*What is required*
Search the material and gather each line with "name" in it.

Stored records:
******************************

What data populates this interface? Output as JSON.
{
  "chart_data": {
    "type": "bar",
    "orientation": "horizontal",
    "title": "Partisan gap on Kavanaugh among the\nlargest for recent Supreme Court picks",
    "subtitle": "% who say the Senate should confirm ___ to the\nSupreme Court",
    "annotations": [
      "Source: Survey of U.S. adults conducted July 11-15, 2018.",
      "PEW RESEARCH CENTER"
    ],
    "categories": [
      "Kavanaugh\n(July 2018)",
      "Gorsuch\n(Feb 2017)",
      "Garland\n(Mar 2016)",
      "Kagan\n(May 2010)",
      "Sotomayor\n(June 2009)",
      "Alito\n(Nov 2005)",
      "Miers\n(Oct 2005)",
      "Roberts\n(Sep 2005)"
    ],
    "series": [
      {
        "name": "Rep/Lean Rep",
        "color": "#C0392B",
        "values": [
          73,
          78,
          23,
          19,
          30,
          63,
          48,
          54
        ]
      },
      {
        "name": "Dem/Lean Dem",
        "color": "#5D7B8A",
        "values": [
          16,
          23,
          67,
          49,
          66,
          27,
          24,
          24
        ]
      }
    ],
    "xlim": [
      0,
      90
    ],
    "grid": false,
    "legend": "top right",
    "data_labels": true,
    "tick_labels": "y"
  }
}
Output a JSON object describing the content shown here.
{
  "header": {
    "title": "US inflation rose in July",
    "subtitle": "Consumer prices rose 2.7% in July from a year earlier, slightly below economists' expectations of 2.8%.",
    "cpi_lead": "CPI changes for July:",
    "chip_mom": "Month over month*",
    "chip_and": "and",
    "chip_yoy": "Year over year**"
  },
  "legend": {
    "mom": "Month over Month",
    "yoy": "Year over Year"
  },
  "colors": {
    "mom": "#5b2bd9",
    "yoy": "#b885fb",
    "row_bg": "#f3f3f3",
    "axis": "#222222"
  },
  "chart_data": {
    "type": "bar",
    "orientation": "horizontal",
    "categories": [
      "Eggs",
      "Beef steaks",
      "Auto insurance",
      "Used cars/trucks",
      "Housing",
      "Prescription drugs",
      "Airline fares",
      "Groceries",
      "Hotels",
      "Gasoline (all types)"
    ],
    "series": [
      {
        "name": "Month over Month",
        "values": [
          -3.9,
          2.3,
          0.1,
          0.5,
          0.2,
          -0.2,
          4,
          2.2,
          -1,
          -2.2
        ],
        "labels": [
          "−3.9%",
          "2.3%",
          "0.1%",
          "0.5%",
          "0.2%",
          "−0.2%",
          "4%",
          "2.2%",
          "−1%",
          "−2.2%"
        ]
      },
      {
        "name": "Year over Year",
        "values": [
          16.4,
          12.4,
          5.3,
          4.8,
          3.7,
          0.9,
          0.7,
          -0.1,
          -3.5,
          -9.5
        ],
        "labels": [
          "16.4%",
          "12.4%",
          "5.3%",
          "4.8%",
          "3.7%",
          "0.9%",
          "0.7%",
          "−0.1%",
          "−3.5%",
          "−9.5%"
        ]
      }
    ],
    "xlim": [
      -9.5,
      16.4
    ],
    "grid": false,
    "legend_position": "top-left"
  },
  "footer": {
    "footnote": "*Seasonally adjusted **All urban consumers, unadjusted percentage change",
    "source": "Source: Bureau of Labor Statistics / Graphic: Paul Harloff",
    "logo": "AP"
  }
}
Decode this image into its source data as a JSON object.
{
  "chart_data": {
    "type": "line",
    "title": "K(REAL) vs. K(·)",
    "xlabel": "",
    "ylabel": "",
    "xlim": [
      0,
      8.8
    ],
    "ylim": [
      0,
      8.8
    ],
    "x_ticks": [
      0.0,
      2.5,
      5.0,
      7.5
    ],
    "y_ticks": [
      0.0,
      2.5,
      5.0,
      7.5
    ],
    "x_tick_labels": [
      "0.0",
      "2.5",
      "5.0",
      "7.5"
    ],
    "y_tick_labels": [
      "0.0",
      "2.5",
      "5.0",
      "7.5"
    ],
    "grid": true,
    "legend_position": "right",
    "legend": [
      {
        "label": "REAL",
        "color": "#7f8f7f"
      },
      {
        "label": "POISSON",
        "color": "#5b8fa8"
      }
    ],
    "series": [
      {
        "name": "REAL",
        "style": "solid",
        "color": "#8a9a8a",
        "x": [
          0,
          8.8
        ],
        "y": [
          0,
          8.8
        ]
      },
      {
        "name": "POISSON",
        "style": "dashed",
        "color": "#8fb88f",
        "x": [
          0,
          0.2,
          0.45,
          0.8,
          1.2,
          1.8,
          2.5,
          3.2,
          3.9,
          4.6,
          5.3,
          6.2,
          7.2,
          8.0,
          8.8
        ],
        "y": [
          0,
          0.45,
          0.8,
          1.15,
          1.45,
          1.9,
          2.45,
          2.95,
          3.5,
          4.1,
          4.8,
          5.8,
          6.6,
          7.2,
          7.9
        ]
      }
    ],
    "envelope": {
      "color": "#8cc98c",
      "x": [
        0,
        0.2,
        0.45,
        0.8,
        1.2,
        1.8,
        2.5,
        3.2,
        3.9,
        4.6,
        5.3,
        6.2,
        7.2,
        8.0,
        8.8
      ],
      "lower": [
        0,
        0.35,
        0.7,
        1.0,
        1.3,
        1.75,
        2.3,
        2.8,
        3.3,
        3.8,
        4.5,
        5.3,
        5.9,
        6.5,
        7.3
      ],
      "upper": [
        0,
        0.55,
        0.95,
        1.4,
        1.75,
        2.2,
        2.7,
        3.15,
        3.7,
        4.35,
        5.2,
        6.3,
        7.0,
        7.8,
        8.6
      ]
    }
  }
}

******************************

*Task result*
        "name": "Rep/Lean Rep",
        "name": "Dem/Lean Dem",
        "name": "Month over Month",
        "name": "Year over Year",
        "name": "REAL",
        "name": "POISSON",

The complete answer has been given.